# Work instructions
Wherever the string "name" appears in a line, extract that line.

==== Record extracts ====

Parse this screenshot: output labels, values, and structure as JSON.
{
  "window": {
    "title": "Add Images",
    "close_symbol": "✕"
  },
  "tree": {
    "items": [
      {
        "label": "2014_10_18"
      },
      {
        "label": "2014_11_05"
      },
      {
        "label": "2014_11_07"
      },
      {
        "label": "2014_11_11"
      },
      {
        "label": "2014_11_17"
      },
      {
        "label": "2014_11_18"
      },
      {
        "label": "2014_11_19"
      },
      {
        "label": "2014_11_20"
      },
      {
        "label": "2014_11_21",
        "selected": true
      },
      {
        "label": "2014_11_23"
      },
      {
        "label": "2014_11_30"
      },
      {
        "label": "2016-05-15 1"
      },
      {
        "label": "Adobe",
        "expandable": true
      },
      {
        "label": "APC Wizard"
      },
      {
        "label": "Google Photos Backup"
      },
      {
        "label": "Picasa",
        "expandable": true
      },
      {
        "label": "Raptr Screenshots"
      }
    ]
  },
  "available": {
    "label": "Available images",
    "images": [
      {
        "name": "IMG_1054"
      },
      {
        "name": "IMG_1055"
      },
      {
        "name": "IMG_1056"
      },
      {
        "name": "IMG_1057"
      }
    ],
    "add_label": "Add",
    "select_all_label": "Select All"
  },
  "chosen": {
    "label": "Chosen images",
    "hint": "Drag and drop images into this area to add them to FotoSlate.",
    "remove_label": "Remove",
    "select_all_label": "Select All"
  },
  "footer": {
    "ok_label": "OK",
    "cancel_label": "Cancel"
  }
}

====

# Task answer
        "name": "IMG_1054"
        "name": "IMG_1055"
        "name": "IMG_1056"
        "name": "IMG_1057"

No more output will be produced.